**THE TASK**
Exclude the pictures and reproduce the remaining data exactly as written.

**DATA FOR THIS TASK**
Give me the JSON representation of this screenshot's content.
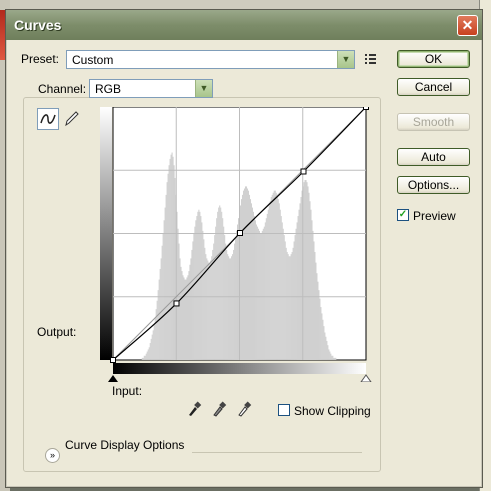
{
  "dialog": {
    "title": "Curves",
    "close_symbol": "✕",
    "preset_label": "Preset:",
    "preset_value": "Custom",
    "preset_menu_icon": "preset-options-icon",
    "channel_label": "Channel:",
    "channel_value": "RGB",
    "output_label": "Output:",
    "input_label": "Input:",
    "show_clipping_label": "Show Clipping",
    "show_clipping_checked": false,
    "curve_display_options_label": "Curve Display Options",
    "preview_label": "Preview",
    "preview_checked": true
  },
  "buttons": {
    "ok": "OK",
    "cancel": "Cancel",
    "smooth": "Smooth",
    "auto": "Auto",
    "options": "Options..."
  },
  "curve": {
    "points": [
      [
        0,
        0
      ],
      [
        64,
        57
      ],
      [
        128,
        128
      ],
      [
        192,
        190
      ],
      [
        255,
        255
      ]
    ]
  },
  "histogram": {
    "bins": [
      0,
      0,
      0,
      0,
      0,
      0,
      0,
      0,
      0,
      0,
      0,
      0,
      0,
      0,
      0,
      0,
      0,
      0,
      0,
      0,
      0,
      0,
      0,
      0,
      0,
      0,
      0,
      0,
      0,
      1,
      1,
      2,
      2,
      3,
      4,
      5,
      6,
      8,
      10,
      12,
      14,
      17,
      20,
      24,
      28,
      33,
      38,
      43,
      48,
      54,
      60,
      66,
      72,
      78,
      84,
      88,
      92,
      95,
      97,
      98,
      96,
      92,
      86,
      78,
      70,
      62,
      55,
      48,
      44,
      42,
      40,
      39,
      38,
      38,
      39,
      40,
      42,
      45,
      48,
      52,
      56,
      60,
      63,
      66,
      68,
      70,
      71,
      70,
      68,
      65,
      61,
      57,
      53,
      50,
      48,
      47,
      46,
      46,
      47,
      49,
      52,
      55,
      59,
      63,
      67,
      70,
      72,
      73,
      72,
      70,
      67,
      63,
      59,
      55,
      52,
      50,
      49,
      48,
      48,
      49,
      50,
      52,
      55,
      58,
      61,
      64,
      67,
      70,
      73,
      76,
      78,
      80,
      81,
      82,
      82,
      81,
      80,
      78,
      76,
      74,
      72,
      70,
      68,
      66,
      64,
      63,
      62,
      61,
      60,
      60,
      61,
      62,
      63,
      65,
      67,
      69,
      71,
      73,
      75,
      77,
      78,
      79,
      80,
      80,
      79,
      78,
      76,
      74,
      71,
      68,
      65,
      62,
      59,
      56,
      53,
      51,
      50,
      49,
      49,
      50,
      51,
      53,
      56,
      59,
      62,
      65,
      68,
      71,
      74,
      77,
      80,
      82,
      84,
      85,
      85,
      84,
      82,
      79,
      75,
      71,
      66,
      61,
      56,
      51,
      46,
      41,
      37,
      33,
      29,
      25,
      22,
      19,
      16,
      13,
      11,
      9,
      7,
      5,
      4,
      3,
      2,
      2,
      1,
      1,
      1,
      0,
      0,
      0,
      0,
      0,
      0,
      0,
      0,
      0,
      0,
      0,
      0,
      0,
      0,
      0,
      0,
      0,
      0,
      0,
      0,
      0,
      0,
      0,
      0,
      0,
      0,
      0,
      0,
      0,
      0,
      0,
      0,
      0,
      0,
      0,
      0,
      0,
      0,
      0,
      0,
      0,
      0,
      0,
      0,
      0,
      0,
      0,
      0,
      0
    ]
  },
  "colors": {
    "titlebar": "#7d8d6a",
    "dialog_bg": "#ece9d8",
    "ok_border": "#3f5b27",
    "histogram": "#d0d0d0"
  }
}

**THE OUTPUT**
Give me the JSON representation of this screenshot's content.
{
  "dialog": {
    "title": "Curves",
    "close_symbol": "✕",
    "preset_label": "Preset:",
    "preset_value": "Custom",
    "preset_menu_icon": "preset-options-icon",
    "channel_label": "Channel:",
    "channel_value": "RGB",
    "output_label": "Output:",
    "input_label": "Input:",
    "show_clipping_label": "Show Clipping",
    "show_clipping_checked": false,
    "curve_display_options_label": "Curve Display Options",
    "preview_label": "Preview",
    "preview_checked": true
  },
  "buttons": {
    "ok": "OK",
    "cancel": "Cancel",
    "smooth": "Smooth",
    "auto": "Auto",
    "options": "Options..."
  },
  "curve": {
    "points": [
      [
        0,
        0
      ],
      [
        64,
        57
      ],
      [
        128,
        128
      ],
      [
        192,
        190
      ],
      [
        255,
        255
      ]
    ]
  },
  "histogram": {
    "bins": [
      0,
      0,
      0,
      0,
      0,
      0,
      0,
      0,
      0,
      0,
      0,
      0,
      0,
      0,
      0,
      0,
      0,
      0,
      0,
      0,
      0,
      0,
      0,
      0,
      0,
      0,
      0,
      0,
      0,
      1,
      1,
      2,
      2,
      3,
      4,
      5,
      6,
      8,
      10,
      12,
      14,
      17,
      20,
      24,
      28,
      33,
      38,
      43,
      48,
      54,
      60,
      66,
      72,
      78,
      84,
      88,
      92,
      95,
      97,
      98,
      96,
      92,
      86,
      78,
      70,
      62,
      55,
      48,
      44,
      42,
      40,
      39,
      38,
      38,
      39,
      40,
      42,
      45,
      48,
      52,
      56,
      60,
      63,
      66,
      68,
      70,
      71,
      70,
      68,
      65,
      61,
      57,
      53,
      50,
      48,
      47,
      46,
      46,
      47,
      49,
      52,
      55,
      59,
      63,
      67,
      70,
      72,
      73,
      72,
      70,
      67,
      63,
      59,
      55,
      52,
      50,
      49,
      48,
      48,
      49,
      50,
      52,
      55,
      58,
      61,
      64,
      67,
      70,
      73,
      76,
      78,
      80,
      81,
      82,
      82,
      81,
      80,
      78,
      76,
      74,
      72,
      70,
      68,
      66,
      64,
      63,
      62,
      61,
      60,
      60,
      61,
      62,
      63,
      65,
      67,
      69,
      71,
      73,
      75,
      77,
      78,
      79,
      80,
      80,
      79,
      78,
      76,
      74,
      71,
      68,
      65,
      62,
      59,
      56,
      53,
      51,
      50,
      49,
      49,
      50,
      51,
      53,
      56,
      59,
      62,
      65,
      68,
      71,
      74,
      77,
      80,
      82,
      84,
      85,
      85,
      84,
      82,
      79,
      75,
      71,
      66,
      61,
      56,
      51,
      46,
      41,
      37,
      33,
      29,
      25,
      22,
      19,
      16,
      13,
      11,
      9,
      7,
      5,
      4,
      3,
      2,
      2,
      1,
      1,
      1,
      0,
      0,
      0,
      0,
      0,
      0,
      0,
      0,
      0,
      0,
      0,
      0,
      0,
      0,
      0,
      0,
      0,
      0,
      0,
      0,
      0,
      0,
      0,
      0,
      0,
      0,
      0,
      0,
      0,
      0,
      0,
      0,
      0,
      0,
      0,
      0,
      0,
      0,
      0,
      0,
      0,
      0,
      0,
      0,
      0,
      0,
      0,
      0,
      0
    ]
  },
  "colors": {
    "titlebar": "#7d8d6a",
    "dialog_bg": "#ece9d8",
    "ok_border": "#3f5b27",
    "histogram": "#d0d0d0"
  }
}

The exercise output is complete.